### WHAT TO WORK ON
Replace every "Data Structure Operations" with "Heap Operations" and write out all of the lines below with nothing else changed, leaving out the pictures.

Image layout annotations
- - - - - - -
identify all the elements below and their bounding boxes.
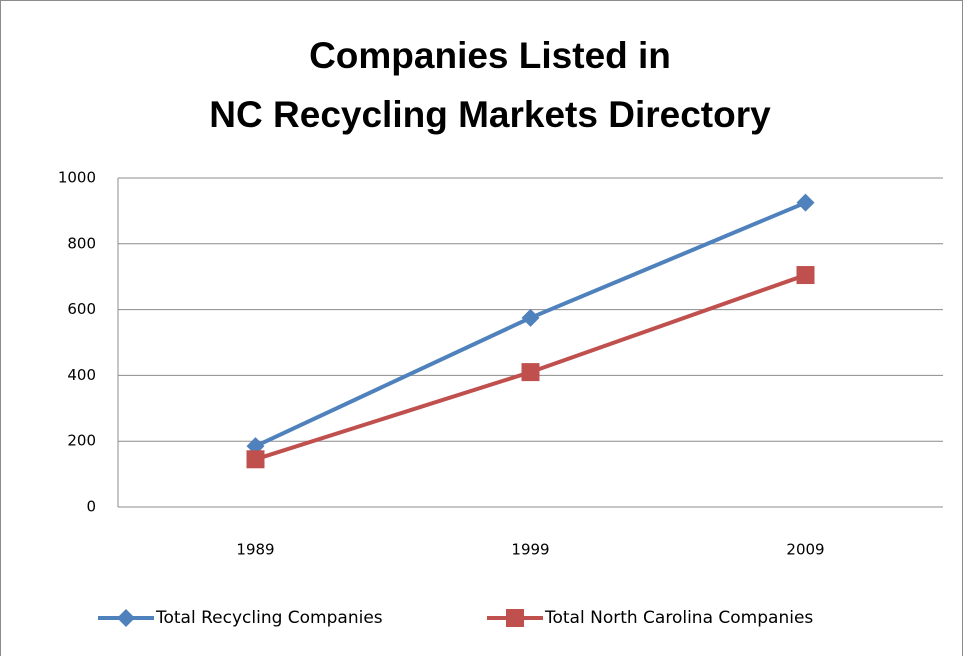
legend-label: Total Recycling Companies (155, 608, 383, 628)
y-tick-label: 400 (67, 366, 96, 384)
x-tick-label: 1999 (511, 541, 549, 559)
legend-label: Total North Carolina Companies (544, 608, 813, 628)
y-tick-label: 800 (67, 234, 96, 252)
y-tick-label: 0 (86, 498, 96, 516)
x-tick-label: 2009 (786, 541, 824, 559)
chart-title: NC Recycling Markets Directory (209, 94, 771, 135)
data-point (246, 450, 265, 469)
y-tick-label: 200 (67, 432, 96, 450)
data-point (521, 363, 540, 382)
legend-marker (117, 609, 135, 627)
y-tick-label: 1000 (58, 169, 96, 187)
legend-marker (506, 609, 524, 627)
data-point (521, 308, 540, 327)
data-point (796, 266, 815, 285)
y-tick-label: 600 (67, 300, 96, 318)
chart-title: Companies Listed in (309, 35, 671, 76)
x-tick-label: 1989 (236, 541, 274, 559)
data-point (796, 193, 815, 212)
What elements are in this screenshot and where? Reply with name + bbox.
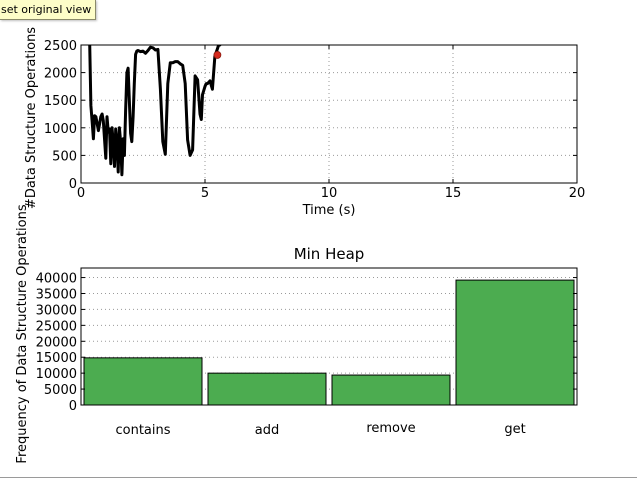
bar-ticks <box>81 277 577 406</box>
bar-y-tick-label: 40000 <box>36 272 77 287</box>
bar-contains[interactable] <box>83 357 203 406</box>
line-x-tick-label: 15 <box>445 186 462 201</box>
line-chart[interactable]: 0 500 1000 1500 2000 2500 0 5 10 15 20 Time (s) #… <box>24 27 585 218</box>
line-y-tick-label: 1500 <box>44 94 77 109</box>
bar-category-label: add <box>255 423 279 438</box>
line-y-tick-label: 2500 <box>44 39 77 54</box>
bar-y-tick-label: 30000 <box>36 303 77 318</box>
bar-category-labels: contains add remove get <box>115 421 525 438</box>
bar-category-label: remove <box>366 421 415 436</box>
bar-y-tick-label: 10000 <box>36 367 77 382</box>
line-x-axis-label: Time (s) <box>302 203 356 218</box>
line-x-tick-label: 0 <box>77 186 85 201</box>
bar-chart-title: Min Heap <box>294 245 365 263</box>
bar-grid <box>81 277 577 390</box>
line-x-tick-labels: 0 5 10 15 20 <box>77 186 585 201</box>
line-x-tick-label: 20 <box>569 186 586 201</box>
line-y-tick-labels: 0 500 1000 1500 2000 2500 <box>44 39 77 192</box>
bar-get[interactable] <box>455 279 575 406</box>
bar-category-label: get <box>504 422 525 437</box>
bar-y-tick-label: 15000 <box>36 351 77 366</box>
line-grid <box>81 45 577 183</box>
bar-chart[interactable]: 0500010000150002000025000300003500040000… <box>15 204 578 464</box>
line-y-tick-label: 1000 <box>44 122 77 137</box>
line-ticks <box>80 44 578 184</box>
bar-y-tick-label: 25000 <box>36 319 77 334</box>
bar-remove[interactable] <box>331 374 451 406</box>
bar-add[interactable] <box>207 372 327 406</box>
line-y-tick-label: 500 <box>52 149 77 164</box>
bar-y-tick-label: 35000 <box>36 287 77 302</box>
bar-category-label: contains <box>115 423 170 438</box>
bar-y-axis-label: Frequency of Data Structure Operations <box>15 204 30 463</box>
line-y-axis-label: #Data Structure Operations <box>24 27 39 209</box>
line-x-tick-label: 10 <box>321 186 338 201</box>
tooltip-text: set original view <box>1 3 92 16</box>
bar-y-tick-label: 5000 <box>44 383 77 398</box>
bar-y-tick-label: 0 <box>69 399 77 414</box>
bar-bars-group <box>83 279 575 406</box>
bar-y-tick-label: 20000 <box>36 335 77 350</box>
line-series <box>88 45 222 177</box>
line-series-group <box>88 45 222 177</box>
reset-view-tooltip: set original view <box>0 0 97 20</box>
line-y-tick-label: 0 <box>69 177 77 192</box>
current-time-marker <box>213 51 222 59</box>
line-x-tick-label: 5 <box>201 186 209 201</box>
line-y-tick-label: 2000 <box>44 67 77 82</box>
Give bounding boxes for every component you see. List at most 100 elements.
- - - - - - -
### RESPONSE TO THE TASK
identify all the elements below and their bounding boxes.
legend-label: Total Recycling Companies (155, 608, 383, 628)
y-tick-label: 400 (67, 366, 96, 384)
x-tick-label: 1999 (511, 541, 549, 559)
legend-label: Total North Carolina Companies (544, 608, 813, 628)
y-tick-label: 800 (67, 234, 96, 252)
y-tick-label: 0 (86, 498, 96, 516)
x-tick-label: 2009 (786, 541, 824, 559)
chart-title: NC Recycling Markets Directory (209, 94, 771, 135)
data-point (246, 450, 265, 469)
y-tick-label: 200 (67, 432, 96, 450)
data-point (521, 363, 540, 382)
legend-marker (117, 609, 135, 627)
y-tick-label: 1000 (58, 169, 96, 187)
legend-marker (506, 609, 524, 627)
data-point (521, 308, 540, 327)
data-point (796, 266, 815, 285)
y-tick-label: 600 (67, 300, 96, 318)
chart-title: Companies Listed in (309, 35, 671, 76)
x-tick-label: 1989 (236, 541, 274, 559)
data-point (796, 193, 815, 212)
What elements are in this screenshot and where? Reply with name + bbox.
bar-ticks <box>81 277 577 406</box>
bar-y-tick-label: 40000 <box>36 272 77 287</box>
bar-contains[interactable] <box>83 357 203 406</box>
line-x-tick-label: 15 <box>445 186 462 201</box>
line-chart[interactable]: 0 500 1000 1500 2000 2500 0 5 10 15 20 Time (s) #… <box>24 27 585 218</box>
line-y-tick-label: 1500 <box>44 94 77 109</box>
bar-category-label: add <box>255 423 279 438</box>
line-y-tick-label: 2500 <box>44 39 77 54</box>
bar-y-tick-label: 30000 <box>36 303 77 318</box>
bar-category-labels: contains add remove get <box>115 421 525 438</box>
bar-category-label: remove <box>366 421 415 436</box>
bar-y-tick-label: 10000 <box>36 367 77 382</box>
line-x-axis-label: Time (s) <box>302 203 356 218</box>
line-x-tick-label: 0 <box>77 186 85 201</box>
bar-chart-title: Min Heap <box>294 245 365 263</box>
bar-grid <box>81 277 577 390</box>
line-x-tick-labels: 0 5 10 15 20 <box>77 186 585 201</box>
line-x-tick-label: 20 <box>569 186 586 201</box>
line-y-tick-labels: 0 500 1000 1500 2000 2500 <box>44 39 77 192</box>
bar-get[interactable] <box>455 279 575 406</box>
bar-category-label: get <box>504 422 525 437</box>
bar-y-tick-label: 15000 <box>36 351 77 366</box>
line-grid <box>81 45 577 183</box>
bar-chart[interactable]: 0500010000150002000025000300003500040000… <box>15 204 578 464</box>
line-y-tick-label: 1000 <box>44 122 77 137</box>
line-ticks <box>80 44 578 184</box>
bar-y-tick-label: 25000 <box>36 319 77 334</box>
bar-remove[interactable] <box>331 374 451 406</box>
bar-add[interactable] <box>207 372 327 406</box>
line-y-tick-label: 500 <box>52 149 77 164</box>
bar-y-tick-label: 35000 <box>36 287 77 302</box>
bar-category-label: contains <box>115 423 170 438</box>
bar-y-axis-label: Frequency of Heap Operations <box>15 204 30 463</box>
line-y-axis-label: #Heap Operations <box>24 27 39 209</box>
line-x-tick-label: 10 <box>321 186 338 201</box>
tooltip-text: set original view <box>1 3 92 16</box>
bar-y-tick-label: 5000 <box>44 383 77 398</box>
bar-y-tick-label: 0 <box>69 399 77 414</box>
bar-bars-group <box>83 279 575 406</box>
bar-y-tick-label: 20000 <box>36 335 77 350</box>
line-series <box>88 45 222 177</box>
line-series-group <box>88 45 222 177</box>
reset-view-tooltip: set original view <box>0 0 97 20</box>
line-y-tick-label: 0 <box>69 177 77 192</box>
current-time-marker <box>213 51 222 59</box>
line-x-tick-label: 5 <box>201 186 209 201</box>
line-y-tick-label: 2000 <box>44 67 77 82</box>
Give bounding boxes for every component you see. List at most 100 elements.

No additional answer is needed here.